Stored data entries:
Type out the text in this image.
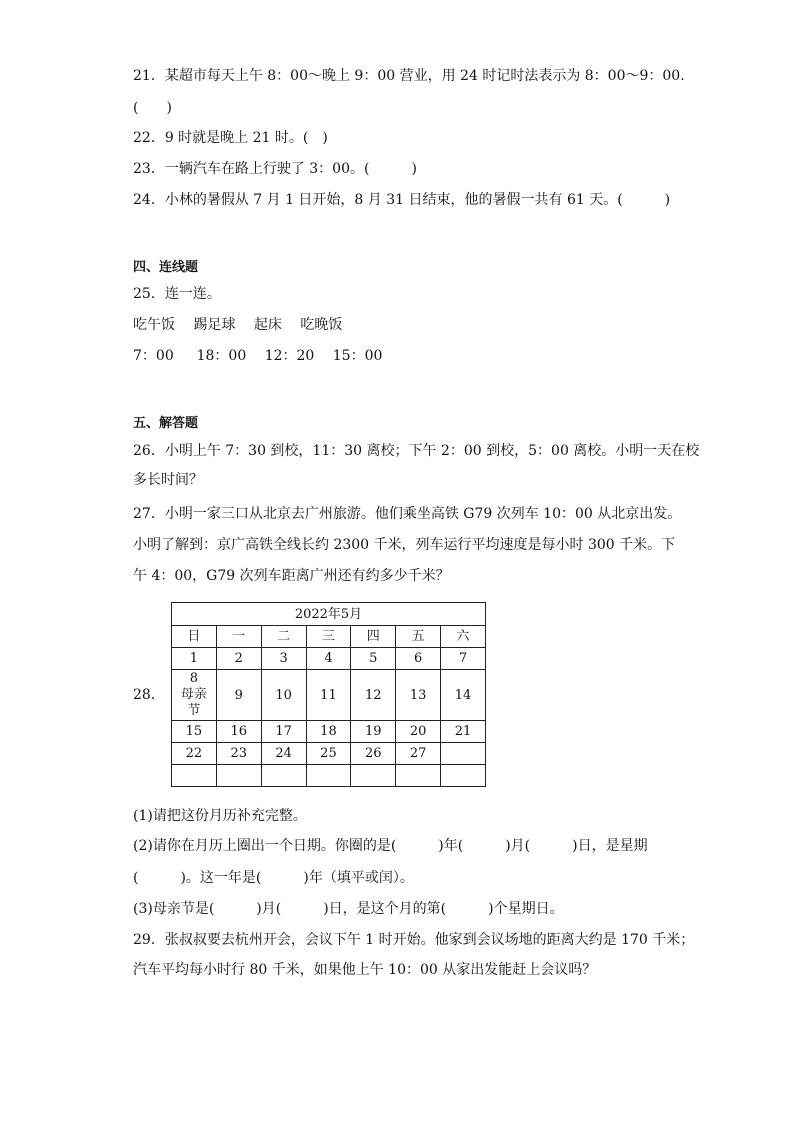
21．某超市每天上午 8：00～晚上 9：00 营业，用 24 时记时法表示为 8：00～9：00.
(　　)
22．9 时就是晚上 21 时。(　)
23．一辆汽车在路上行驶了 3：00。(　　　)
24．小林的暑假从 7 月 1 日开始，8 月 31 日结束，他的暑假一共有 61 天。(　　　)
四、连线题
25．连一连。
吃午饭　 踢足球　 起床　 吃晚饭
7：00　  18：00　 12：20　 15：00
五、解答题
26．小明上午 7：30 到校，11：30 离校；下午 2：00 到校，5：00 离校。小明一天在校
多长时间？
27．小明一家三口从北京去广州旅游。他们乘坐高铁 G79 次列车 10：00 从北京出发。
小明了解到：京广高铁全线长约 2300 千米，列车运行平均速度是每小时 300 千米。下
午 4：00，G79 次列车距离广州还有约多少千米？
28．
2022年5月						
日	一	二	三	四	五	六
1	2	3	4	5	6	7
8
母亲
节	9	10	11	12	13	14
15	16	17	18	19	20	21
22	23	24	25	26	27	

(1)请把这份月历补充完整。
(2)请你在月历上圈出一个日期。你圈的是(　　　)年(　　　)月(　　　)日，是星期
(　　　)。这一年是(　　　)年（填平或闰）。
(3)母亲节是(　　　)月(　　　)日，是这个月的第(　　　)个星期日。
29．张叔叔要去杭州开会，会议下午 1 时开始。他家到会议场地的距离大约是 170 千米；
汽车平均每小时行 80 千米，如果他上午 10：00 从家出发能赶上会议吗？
--
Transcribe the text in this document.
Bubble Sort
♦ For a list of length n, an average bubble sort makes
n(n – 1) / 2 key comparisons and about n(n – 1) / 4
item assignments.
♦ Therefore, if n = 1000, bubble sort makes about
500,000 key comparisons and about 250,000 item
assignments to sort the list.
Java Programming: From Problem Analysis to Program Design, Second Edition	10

Directive: Take every line above carrying "comparisons" and return it.

Solution for this problem:
n(n – 1) / 2 key comparisons and about n(n – 1) / 4
500,000 key comparisons and about 250,000 item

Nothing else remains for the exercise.